◆ Vos tâches ◆
(1) Recopiez intégralement, sans rien changer, l'entretien avec Hervé Poncharal.
(2) Dans les enregistrements, prenez les lignes comprises entre celle qui contient "svg-text:3300.00: 3300.00 [2060, 440, 2167, 473]" et celle qui contient "svg-text:3700.00: 3700.00 [2060, 31, 2167, 64]", ces deux lignes incluses. Présentez-les seules dans un tableau Markdown à deux colonnes, Numéro et Contenu, en omettant les lignes vides.

Suite à ses performances régulièrement impressionnantes, Johann Zarco doit maintenant faire face à des demandes journalistiques de plus en plus nombreuses. Il en est de même pour Hervé Poncharal, son Team manager, et, du coup, nous avons préféré converser avec lui immédiatement après son retour en France, plus longuement qu’au milieu d’une forêt de micros. Avec du temps et un certain recul…
Hervé, cette tournée outre-Atlantique était-elle fatigante ?
« Oui, nous sommes fatigués. La nuit de dimanche à lundi a été courte, le matin nous avons fait Austin-Detroit où nous sommes restés cinq heures, puis on a fait Detroit–Paris, et 3h30 d’attente à Paris avant de reprendre l’avion pour Nice et de faire deux heures de route pour arriver à Bormes. Donc oui, c’est forcément fatiguant mais nous sommes rentrés de cette belle tournée satisfaits car elle a été positive. Nous étions en tête du premier Grand Prix avant de chuter, puis cinquième en Argentine, puis de nouveau cinquième à Austin, mais cette fois à seulement deux secondes du podium. Donc cette entame de championnat est loin d’être désagréable.
J’ai été très surpris et bluffé par Johann. Avant le premier Grand Prix, au Qatar, il me disait qu’il n’arrivait pas à faire ce que faisait Jonas, car ce dernier s’accoutumait plus vite que lui à la MotoGP. Or, depuis que le championnat a commencé, on a vu que les choses se sont radicalement inversées et que Johann explose et fait des trucs sublimes, il n’y a pas de termes assez forts pour dire ce qu’il fait, alors que Jonas fait correctement son travail. Il n’y a rien à dire puisqu’il fait 10, 6 et 11, mais n’a pas eu le même électrochoc positif que Johann. C’est plus compliqué et c’est d’ailleurs ce que m’avait dit son entourage qui avait travaillé avec lui lors des saisons précédentes. »

[Enregistrements des boîtes d'éléments d'image]
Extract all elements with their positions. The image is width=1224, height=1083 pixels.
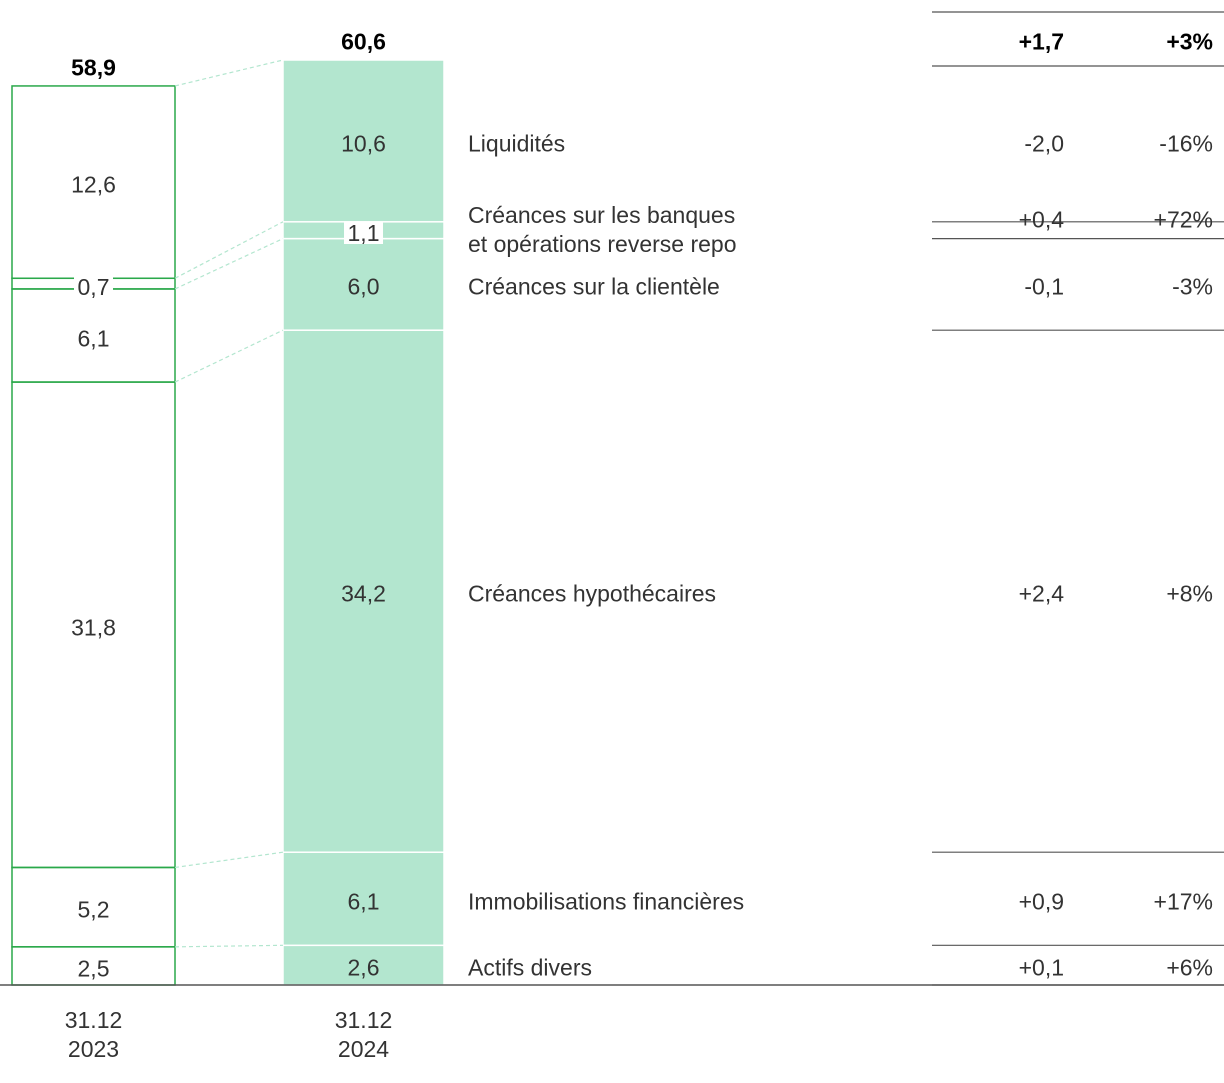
bar-segment <box>282 329 445 853</box>
value-label: 1,1 <box>343 222 384 245</box>
value-label: 34,2 <box>341 580 386 607</box>
value-label: 6,1 <box>347 888 380 915</box>
value-label: 2,5 <box>77 955 110 982</box>
change: +0,4 <box>1018 206 1064 233</box>
change: +0,1 <box>1018 954 1064 981</box>
bar-segment <box>282 59 445 223</box>
legend-label: Créances hypothécaires <box>468 580 717 607</box>
value-label: 31,8 <box>71 614 116 641</box>
total-change-pct: +3% <box>1166 28 1213 55</box>
legend-label: Actifs divers <box>468 954 592 981</box>
change: +2,4 <box>1018 580 1064 607</box>
connector <box>174 59 284 87</box>
change-pct: -3% <box>1172 273 1213 300</box>
value-label: 2,6 <box>347 954 380 981</box>
connector <box>174 329 284 383</box>
x-tick-label: 31.12 2023 <box>64 1007 123 1062</box>
value-label: 0,7 <box>73 275 114 298</box>
change-pct: +8% <box>1166 580 1213 607</box>
legend-label: Liquidités <box>468 130 566 157</box>
legend-label: Créances sur la clientèle <box>468 273 720 300</box>
change-pct: -16% <box>1159 130 1213 157</box>
change: -2,0 <box>1024 130 1064 157</box>
total-label: 58,9 <box>71 54 116 81</box>
legend-label: Immobilisations financières <box>468 888 745 915</box>
total-label: 60,6 <box>341 28 386 55</box>
legend-label: Créances sur les banques et opérations r… <box>468 202 737 258</box>
change-pct: +17% <box>1153 888 1213 915</box>
bar-segment <box>282 237 445 331</box>
connector <box>174 221 284 279</box>
connector <box>174 944 284 948</box>
change-pct: +6% <box>1166 954 1213 981</box>
change-pct: +72% <box>1153 206 1213 233</box>
bar-segment <box>282 851 445 947</box>
change: -0,1 <box>1024 273 1064 300</box>
value-label: 10,6 <box>341 130 386 157</box>
x-tick-label: 31.12 2024 <box>334 1007 393 1062</box>
value-label: 6,1 <box>77 325 110 352</box>
connector <box>174 238 284 290</box>
value-label: 5,2 <box>77 896 110 923</box>
value-label: 12,6 <box>71 171 116 198</box>
value-label: 6,0 <box>347 273 380 300</box>
connector <box>174 851 284 869</box>
change: +0,9 <box>1018 888 1064 915</box>
total-change: +1,7 <box>1018 28 1064 55</box>
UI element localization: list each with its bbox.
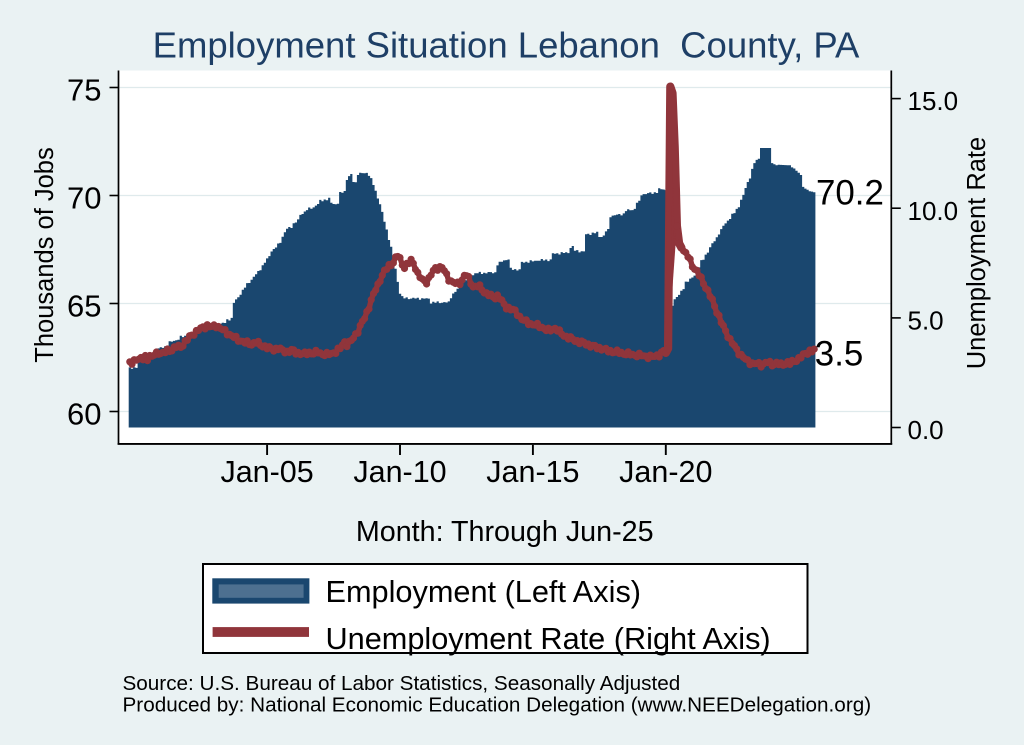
svg-text:0.0: 0.0 (908, 415, 944, 445)
svg-text:65: 65 (67, 289, 101, 324)
svg-text:Month: Through Jun-25: Month: Through Jun-25 (356, 516, 654, 548)
svg-text:5.0: 5.0 (908, 305, 944, 335)
svg-text:Jan-05: Jan-05 (220, 455, 313, 489)
svg-text:Jan-20: Jan-20 (619, 455, 712, 489)
svg-text:Unemployment Rate: Unemployment Rate (963, 137, 991, 369)
svg-text:70.2: 70.2 (816, 173, 884, 212)
svg-text:10.0: 10.0 (908, 196, 959, 226)
svg-text:60: 60 (67, 397, 101, 432)
svg-text:Produced by: National Economic: Produced by: National Economic Education… (123, 694, 872, 717)
svg-text:Employment (Left Axis): Employment (Left Axis) (326, 574, 642, 609)
svg-text:Employment Situation Lebanon: Employment Situation Lebanon County, PA (153, 25, 860, 66)
svg-text:Jan-15: Jan-15 (486, 455, 579, 489)
svg-text:Source: U.S. Bureau of Labor S: Source: U.S. Bureau of Labor Statistics,… (123, 672, 681, 695)
svg-text:Thousands of Jobs: Thousands of Jobs (31, 147, 59, 362)
svg-text:70: 70 (67, 181, 101, 216)
svg-text:15.0: 15.0 (908, 86, 959, 116)
svg-text:Unemployment Rate (Right Axis): Unemployment Rate (Right Axis) (326, 621, 771, 656)
svg-text:3.5: 3.5 (815, 335, 864, 374)
svg-text:Jan-10: Jan-10 (353, 455, 446, 489)
svg-text:75: 75 (67, 73, 101, 108)
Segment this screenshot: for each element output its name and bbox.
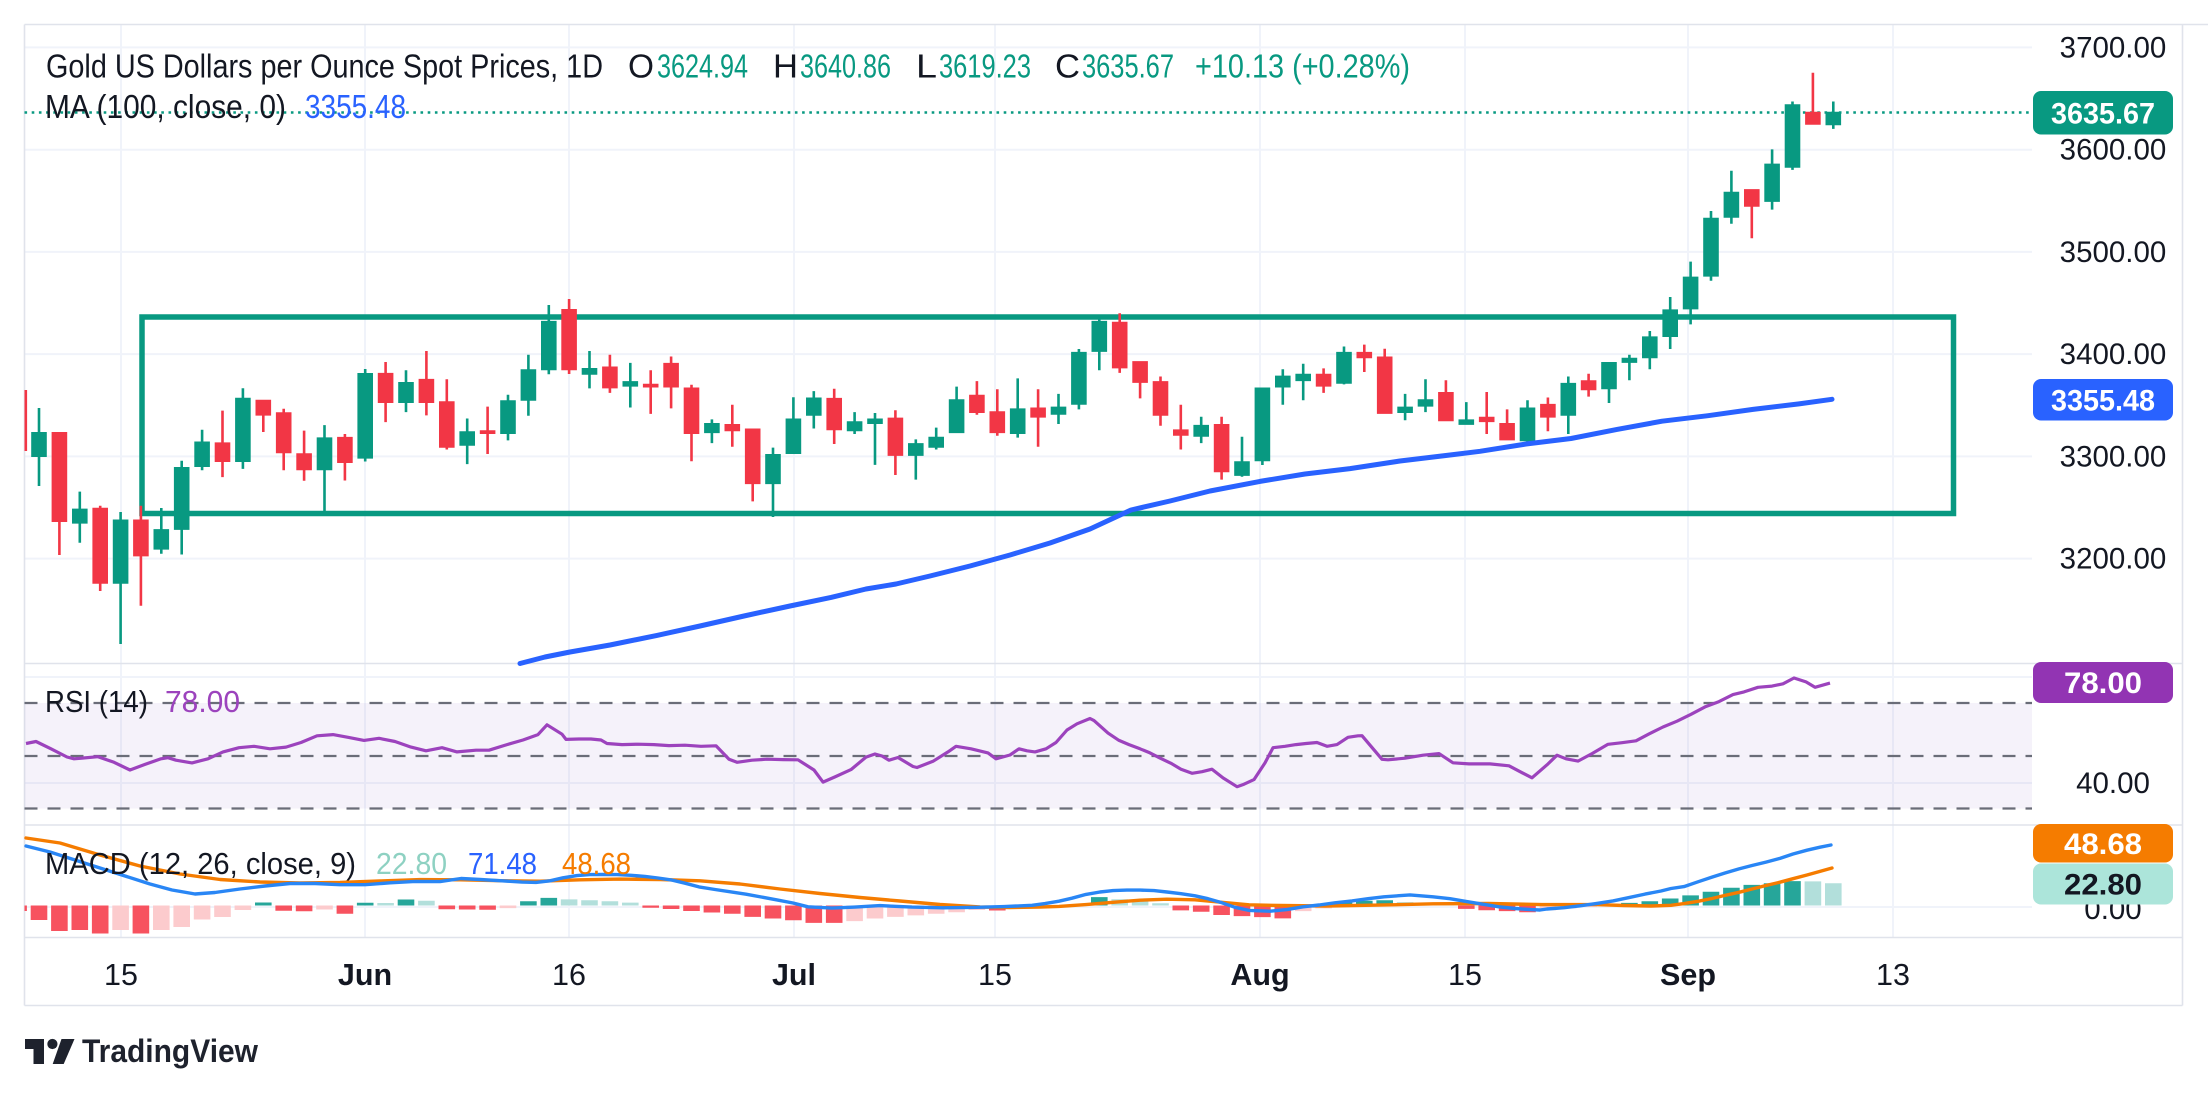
svg-text:3300.00: 3300.00 [2060, 440, 2167, 473]
svg-text:H: H [773, 49, 798, 86]
svg-text:O: O [628, 49, 654, 86]
svg-text:3355.48: 3355.48 [2051, 384, 2155, 417]
svg-text:22.80: 22.80 [376, 846, 447, 881]
svg-text:3624.94: 3624.94 [657, 49, 748, 86]
svg-text:3500.00: 3500.00 [2060, 236, 2167, 269]
svg-text:3640.86: 3640.86 [800, 49, 891, 86]
svg-text:Jun: Jun [338, 958, 392, 992]
svg-text:+10.13 (+0.28%): +10.13 (+0.28%) [1195, 49, 1410, 86]
svg-text:3619.23: 3619.23 [939, 49, 1031, 86]
svg-text:13: 13 [1876, 958, 1910, 992]
svg-text:48.68: 48.68 [562, 846, 631, 881]
svg-text:3200.00: 3200.00 [2060, 543, 2167, 576]
svg-text:3700.00: 3700.00 [2060, 31, 2167, 64]
svg-text:15: 15 [1448, 958, 1482, 992]
svg-text:22.80: 22.80 [2064, 869, 2142, 902]
svg-text:L: L [916, 49, 937, 86]
svg-text:Gold US Dollars per Ounce Spot: Gold US Dollars per Ounce Spot Prices, 1… [46, 49, 603, 86]
svg-text:48.68: 48.68 [2064, 828, 2142, 861]
svg-text:3355.48: 3355.48 [305, 89, 406, 126]
svg-text:71.48: 71.48 [468, 846, 537, 881]
svg-text:16: 16 [552, 958, 586, 992]
svg-text:MA (100, close, 0): MA (100, close, 0) [45, 89, 286, 126]
svg-text:RSI (14): RSI (14) [45, 684, 148, 719]
svg-text:15: 15 [978, 958, 1012, 992]
svg-text:C: C [1055, 49, 1080, 86]
svg-text:MACD (12, 26, close, 9): MACD (12, 26, close, 9) [45, 846, 356, 881]
svg-text:3400.00: 3400.00 [2060, 338, 2167, 371]
svg-text:40.00: 40.00 [2076, 767, 2150, 800]
svg-text:3600.00: 3600.00 [2060, 134, 2167, 167]
svg-text:78.00: 78.00 [2064, 667, 2142, 700]
svg-text:3635.67: 3635.67 [2051, 97, 2155, 130]
svg-text:78.00: 78.00 [165, 684, 240, 719]
svg-text:15: 15 [104, 958, 138, 992]
svg-text:Jul: Jul [772, 958, 816, 992]
svg-text:3635.67: 3635.67 [1082, 49, 1174, 86]
svg-text:TradingView: TradingView [82, 1033, 258, 1069]
svg-text:Sep: Sep [1660, 958, 1716, 992]
svg-text:Aug: Aug [1230, 958, 1289, 992]
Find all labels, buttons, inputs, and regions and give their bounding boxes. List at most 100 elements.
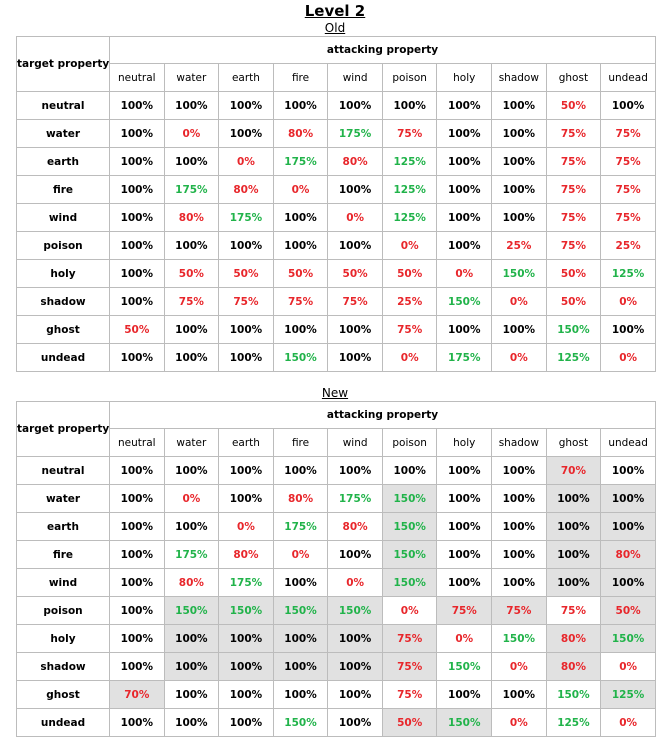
row-header-poison: poison: [16, 231, 110, 260]
cell-undead-water: 100%: [163, 343, 220, 372]
row-header-earth: earth: [16, 147, 110, 176]
cell-earth-ghost: 75%: [545, 147, 602, 176]
column-header-shadow: shadow: [491, 428, 547, 457]
column-header-earth: earth: [218, 428, 274, 457]
cell-poison-holy: 75%: [436, 596, 493, 625]
cell-wind-poison: 150%: [381, 568, 438, 597]
cell-shadow-earth: 100%: [218, 652, 274, 681]
cell-holy-poison: 75%: [381, 624, 438, 653]
table-row-undead: undead 100% 100% 100% 150% 100% 50% 150% 0% 125% 0…: [16, 708, 656, 737]
cell-undead-ghost: 125%: [545, 708, 602, 737]
cell-ghost-shadow: 100%: [491, 315, 547, 344]
cell-water-wind: 175%: [327, 119, 383, 148]
cell-holy-fire: 50%: [272, 259, 329, 288]
table-row-neutral: neutral 100% 100% 100% 100% 100% 100% 100% 100% 5…: [16, 91, 656, 120]
group-header: attacking property: [109, 401, 656, 429]
cell-shadow-fire: 100%: [272, 652, 329, 681]
cell-ghost-neutral: 50%: [109, 315, 165, 344]
cell-holy-poison: 50%: [381, 259, 438, 288]
cell-shadow-poison: 75%: [381, 652, 438, 681]
cell-shadow-earth: 75%: [218, 287, 274, 316]
cell-earth-fire: 175%: [272, 147, 329, 176]
cell-holy-neutral: 100%: [109, 624, 165, 653]
cell-undead-holy: 150%: [436, 708, 493, 737]
cell-wind-neutral: 100%: [109, 568, 165, 597]
cell-poison-undead: 50%: [600, 596, 656, 625]
cell-undead-fire: 150%: [272, 708, 329, 737]
cell-neutral-wind: 100%: [327, 91, 383, 120]
table-row-neutral: neutral 100% 100% 100% 100% 100% 100% 100% 100% 7…: [16, 456, 656, 485]
cell-poison-wind: 100%: [327, 231, 383, 260]
row-header-ghost: ghost: [16, 315, 110, 344]
cell-earth-neutral: 100%: [109, 147, 165, 176]
cell-water-neutral: 100%: [109, 119, 165, 148]
cell-ghost-water: 100%: [163, 680, 220, 709]
table-row-shadow: shadow 100% 75% 75% 75% 75% 25% 150% 0% 50% 0%: [16, 287, 656, 316]
cell-neutral-shadow: 100%: [491, 91, 547, 120]
cell-poison-water: 100%: [163, 231, 220, 260]
cell-undead-holy: 175%: [436, 343, 493, 372]
column-header-water: water: [163, 428, 220, 457]
cell-poison-earth: 150%: [218, 596, 274, 625]
row-header-holy: holy: [16, 259, 110, 288]
row-header-undead: undead: [16, 343, 110, 372]
row-header-holy: holy: [16, 624, 110, 653]
cell-water-undead: 100%: [600, 484, 656, 513]
cell-earth-undead: 100%: [600, 512, 656, 541]
cell-neutral-water: 100%: [163, 91, 220, 120]
row-header-undead: undead: [16, 708, 110, 737]
cell-neutral-earth: 100%: [218, 91, 274, 120]
column-header-poison: poison: [381, 428, 438, 457]
cell-poison-neutral: 100%: [109, 231, 165, 260]
table-label-old: Old: [324, 21, 346, 35]
cell-poison-wind: 150%: [327, 596, 383, 625]
cell-poison-poison: 0%: [381, 231, 438, 260]
table-row-holy: holy 100% 50% 50% 50% 50% 50% 0% 150% 50% 125%: [16, 259, 656, 288]
column-header-undead: undead: [600, 428, 656, 457]
cell-holy-holy: 0%: [436, 624, 493, 653]
cell-earth-shadow: 100%: [491, 147, 547, 176]
cell-holy-undead: 150%: [600, 624, 656, 653]
cell-earth-water: 100%: [163, 147, 220, 176]
cell-fire-wind: 100%: [327, 175, 383, 204]
table-row-wind: wind 100% 80% 175% 100% 0% 125% 100% 100% 75% 75%: [16, 203, 656, 232]
row-header-earth: earth: [16, 512, 110, 541]
cell-water-water: 0%: [163, 119, 220, 148]
cell-neutral-fire: 100%: [272, 456, 329, 485]
column-header-holy: holy: [436, 63, 493, 92]
table-label-new: New: [321, 386, 349, 400]
cell-ghost-earth: 100%: [218, 315, 274, 344]
cell-neutral-neutral: 100%: [109, 91, 165, 120]
cell-fire-wind: 100%: [327, 540, 383, 569]
cell-shadow-poison: 25%: [381, 287, 438, 316]
cell-ghost-undead: 125%: [600, 680, 656, 709]
table-row-water: water 100% 0% 100% 80% 175% 75% 100% 100% 75% 75%: [16, 119, 656, 148]
cell-poison-fire: 100%: [272, 231, 329, 260]
cell-ghost-neutral: 70%: [109, 680, 165, 709]
cell-poison-shadow: 75%: [491, 596, 547, 625]
cell-poison-ghost: 75%: [545, 596, 602, 625]
cell-shadow-ghost: 50%: [545, 287, 602, 316]
cell-neutral-undead: 100%: [600, 456, 656, 485]
cell-undead-earth: 100%: [218, 708, 274, 737]
cell-holy-wind: 50%: [327, 259, 383, 288]
cell-fire-neutral: 100%: [109, 540, 165, 569]
cell-earth-undead: 75%: [600, 147, 656, 176]
cell-neutral-wind: 100%: [327, 456, 383, 485]
cell-undead-neutral: 100%: [109, 343, 165, 372]
element-table-old: target property attacking property neutr…: [16, 36, 656, 372]
cell-wind-earth: 175%: [218, 203, 274, 232]
cell-neutral-fire: 100%: [272, 91, 329, 120]
cell-undead-shadow: 0%: [491, 708, 547, 737]
cell-earth-neutral: 100%: [109, 512, 165, 541]
cell-wind-wind: 0%: [327, 568, 383, 597]
cell-holy-earth: 100%: [218, 624, 274, 653]
cell-shadow-wind: 100%: [327, 652, 383, 681]
cell-neutral-holy: 100%: [436, 91, 493, 120]
row-header-ghost: ghost: [16, 680, 110, 709]
cell-ghost-water: 100%: [163, 315, 220, 344]
corner-header: target property: [16, 401, 110, 457]
cell-ghost-ghost: 150%: [545, 315, 602, 344]
cell-water-poison: 75%: [381, 119, 438, 148]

◆ Résultats finaux ◆
(1)
Suite à ses performances régulièrement impressionnantes, Johann Zarco doit maintenant faire face à des demandes journalistiques de plus en plus nombreuses. Il en est de même pour Hervé Poncharal, son Team manager, et, du coup, nous avons préféré converser avec lui immédiatement après son retour en France, plus longuement qu’au milieu d’une forêt de micros. Avec du temps et un certain recul…
Hervé, cette tournée outre-Atlantique était-elle fatigante ?
« Oui, nous sommes fatigués. La nuit de dimanche à lundi a été courte, le matin nous avons fait Austin-Detroit où nous sommes restés cinq heures, puis on a fait Detroit–Paris, et 3h30 d’attente à Paris avant de reprendre l’avion pour Nice et de faire deux heures de route pour arriver à Bormes. Donc oui, c’est forcément fatiguant mais nous sommes rentrés de cette belle tournée satisfaits car elle a été positive. Nous étions en tête du premier Grand Prix avant de chuter, puis cinquième en Argentine, puis de nouveau cinquième à Austin, mais cette fois à seulement deux secondes du podium. Donc cette entame de championnat est loin d’être désagréable.
J’ai été très surpris et bluffé par Johann. Avant le premier Grand Prix, au Qatar, il me disait qu’il n’arrivait pas à faire ce que faisait Jonas, car ce dernier s’accoutumait plus vite que lui à la MotoGP. Or, depuis que le championnat a commencé, on a vu que les choses se sont radicalement inversées et que Johann explose et fait des trucs sublimes, il n’y a pas de termes assez forts pour dire ce qu’il fait, alors que Jonas fait correctement son travail. Il n’y a rien à dire puisqu’il fait 10, 6 et 11, mais n’a pas eu le même électrochoc positif que Johann. C’est plus compliqué et c’est d’ailleurs ce que m’avait dit son entourage qui avait travaillé avec lui lors des saisons précédentes. »

(2)
| Numéro | Contenu |
|---|---|
| 1 | svg-text:3300.00: 3300.00 [2060, 440, 2167, 473] |
| 2 | svg-text:H: H [773, 49, 798, 86] |
| 3 | svg-text:O: O [628, 49, 654, 86] |
| 4 | svg-text:3355.48: 3355.48 [2051, 384, 2155, 417] |
| 5 | svg-text:22.80: 22.80 [376, 846, 447, 881] |
| 6 | svg-text:3624.94: 3624.94 [657, 49, 748, 86] |
| 7 | svg-text:3500.00: 3500.00 [2060, 236, 2167, 269] |
| 8 | svg-text:3640.86: 3640.86 [800, 49, 891, 86] |
| 9 | svg-text:Jun: Jun [338, 958, 392, 992] |
| 10 | svg-text:+10.13 (+0.28%): +10.13 (+0.28%) [1195, 49, 1410, 86] |
| 11 | svg-text:3619.23: 3619.23 [939, 49, 1031, 86] |
| 12 | svg-text:13: 13 [1876, 958, 1910, 992] |
| 13 | svg-text:48.68: 48.68 [562, 846, 631, 881] |
| 14 | svg-text:3200.00: 3200.00 [2060, 543, 2167, 576] |
| 15 | svg-text:3700.00: 3700.00 [2060, 31, 2167, 64] |